═══ Dataset records

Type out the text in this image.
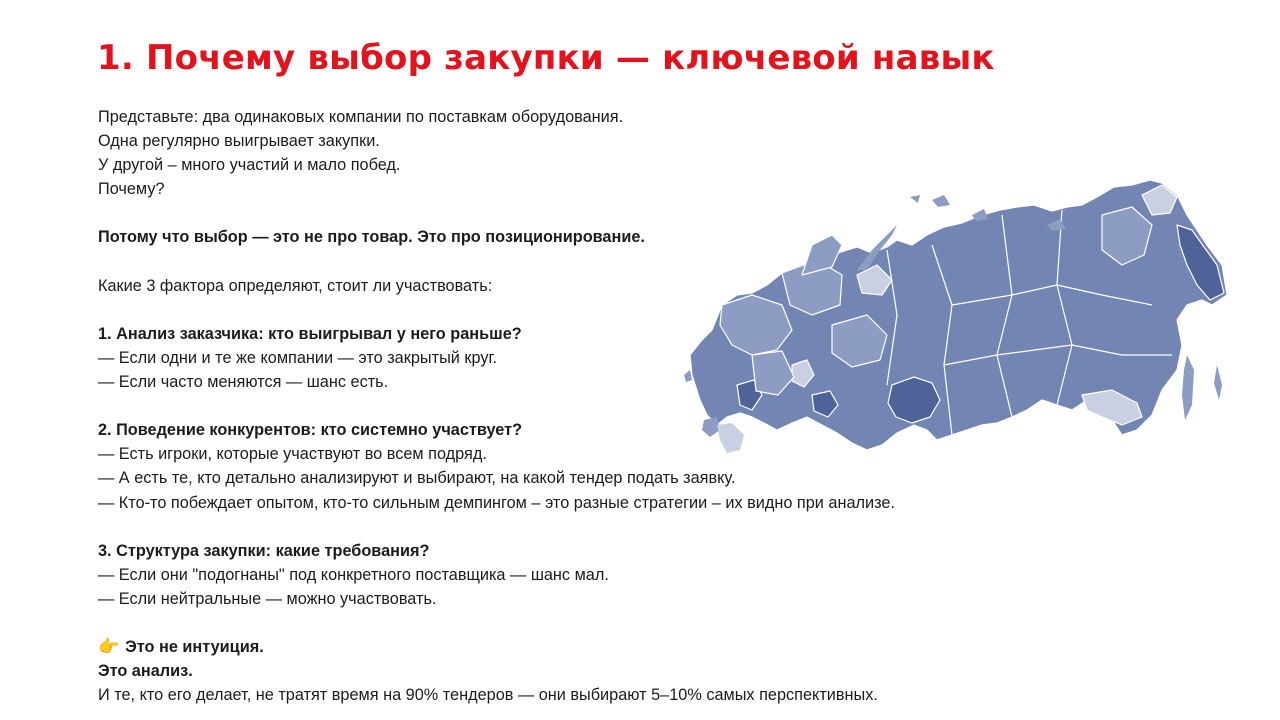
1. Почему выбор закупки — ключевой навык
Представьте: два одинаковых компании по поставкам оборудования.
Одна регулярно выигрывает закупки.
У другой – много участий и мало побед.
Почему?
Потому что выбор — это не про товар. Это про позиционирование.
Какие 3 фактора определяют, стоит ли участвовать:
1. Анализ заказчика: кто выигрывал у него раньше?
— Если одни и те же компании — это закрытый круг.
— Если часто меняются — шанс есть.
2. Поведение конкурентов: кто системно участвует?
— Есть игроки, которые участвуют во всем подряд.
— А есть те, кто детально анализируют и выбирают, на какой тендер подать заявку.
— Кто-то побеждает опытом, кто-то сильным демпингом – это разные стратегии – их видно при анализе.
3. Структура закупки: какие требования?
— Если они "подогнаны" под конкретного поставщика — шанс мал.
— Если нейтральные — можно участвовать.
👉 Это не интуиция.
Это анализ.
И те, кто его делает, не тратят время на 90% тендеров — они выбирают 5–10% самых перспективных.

══════
═══ Dataset records

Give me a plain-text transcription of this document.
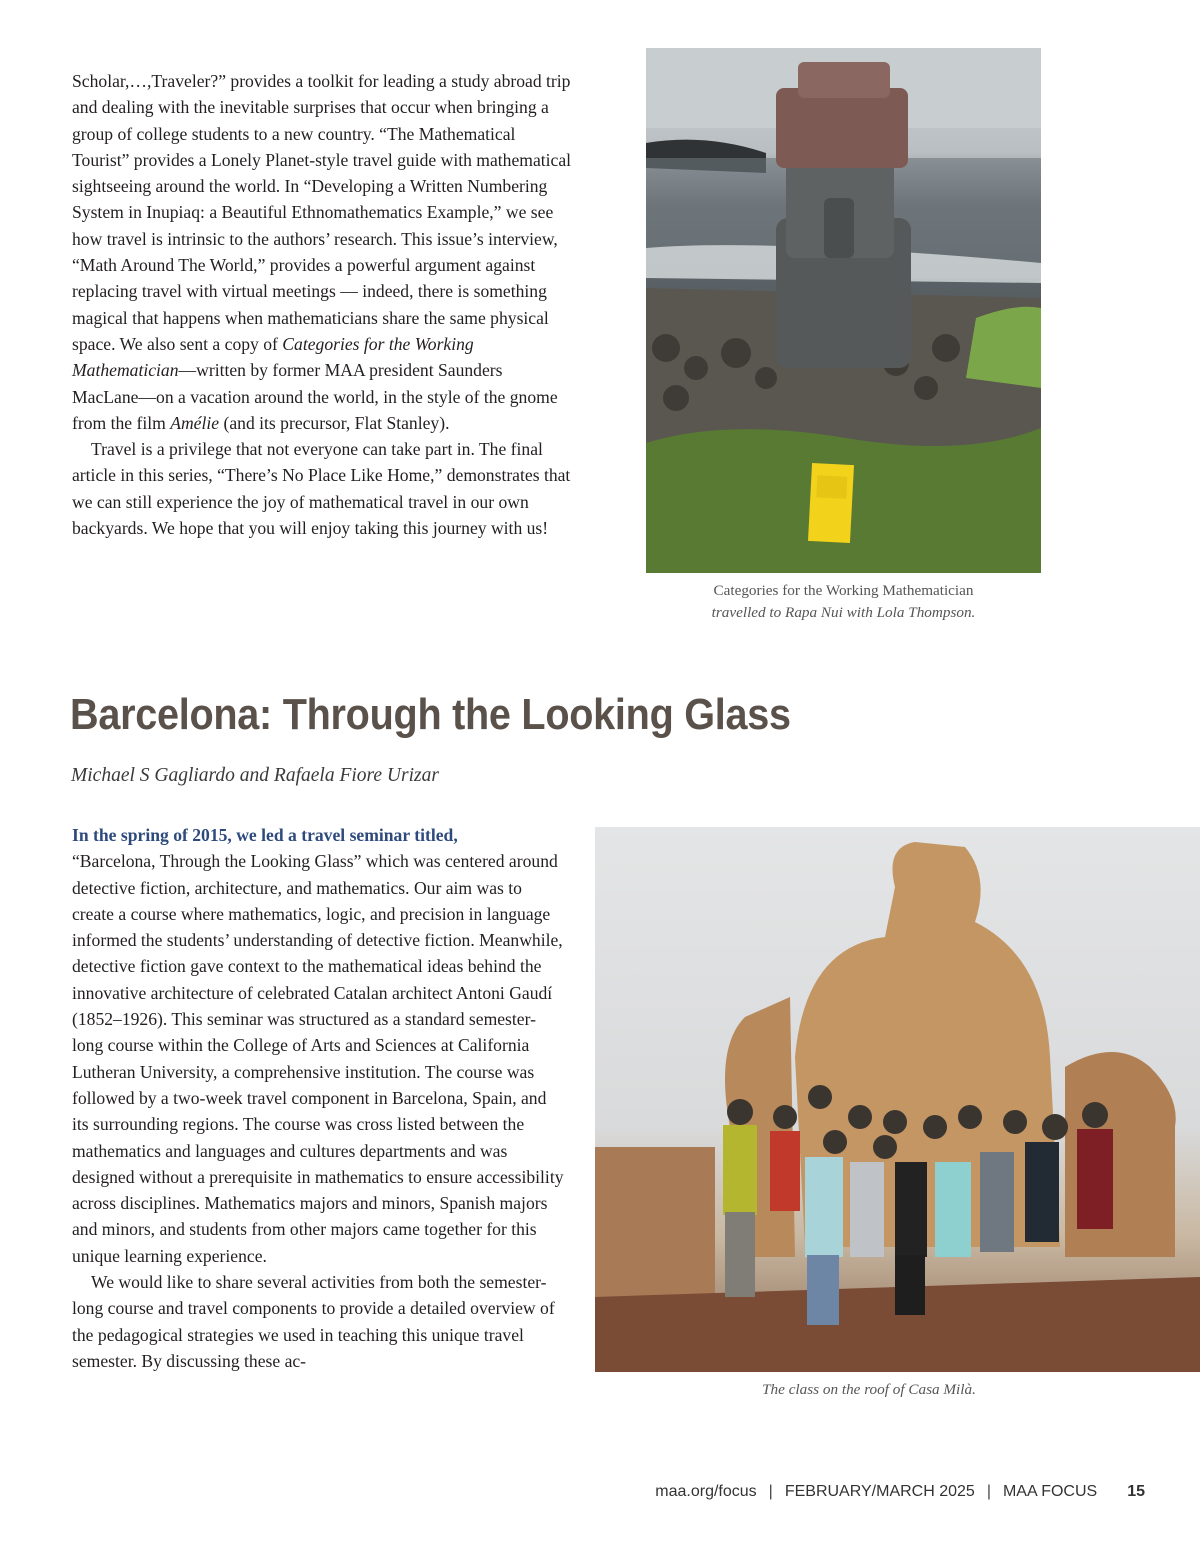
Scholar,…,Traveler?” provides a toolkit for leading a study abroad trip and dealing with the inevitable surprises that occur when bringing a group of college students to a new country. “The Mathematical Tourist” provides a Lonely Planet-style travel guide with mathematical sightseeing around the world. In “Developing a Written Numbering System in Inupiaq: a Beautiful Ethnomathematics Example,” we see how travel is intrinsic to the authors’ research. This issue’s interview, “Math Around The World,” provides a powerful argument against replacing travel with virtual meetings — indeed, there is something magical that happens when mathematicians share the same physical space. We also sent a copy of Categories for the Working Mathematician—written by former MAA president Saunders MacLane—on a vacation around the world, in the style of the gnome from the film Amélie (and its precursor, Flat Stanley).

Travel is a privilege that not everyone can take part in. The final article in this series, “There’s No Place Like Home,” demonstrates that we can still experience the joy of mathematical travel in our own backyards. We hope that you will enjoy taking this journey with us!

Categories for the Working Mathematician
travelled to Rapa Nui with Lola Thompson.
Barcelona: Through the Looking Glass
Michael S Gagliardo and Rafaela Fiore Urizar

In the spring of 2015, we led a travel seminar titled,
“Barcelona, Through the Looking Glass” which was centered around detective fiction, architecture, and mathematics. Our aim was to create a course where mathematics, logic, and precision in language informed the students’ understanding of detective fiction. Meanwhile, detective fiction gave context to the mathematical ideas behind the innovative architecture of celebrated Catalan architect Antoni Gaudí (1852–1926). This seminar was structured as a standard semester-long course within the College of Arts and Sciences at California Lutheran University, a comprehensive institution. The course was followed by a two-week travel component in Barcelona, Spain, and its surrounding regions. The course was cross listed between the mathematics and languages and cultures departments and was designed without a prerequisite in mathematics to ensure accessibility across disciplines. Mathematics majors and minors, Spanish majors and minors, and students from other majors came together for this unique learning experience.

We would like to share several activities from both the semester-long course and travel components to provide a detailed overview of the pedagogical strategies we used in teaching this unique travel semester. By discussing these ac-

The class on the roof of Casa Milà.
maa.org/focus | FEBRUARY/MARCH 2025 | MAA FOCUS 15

══════

Copy all the lines above that hold the string "участвовать".

Answer to this task:
Какие 3 фактора определяют, стоит ли участвовать:
— Если нейтральные — можно участвовать.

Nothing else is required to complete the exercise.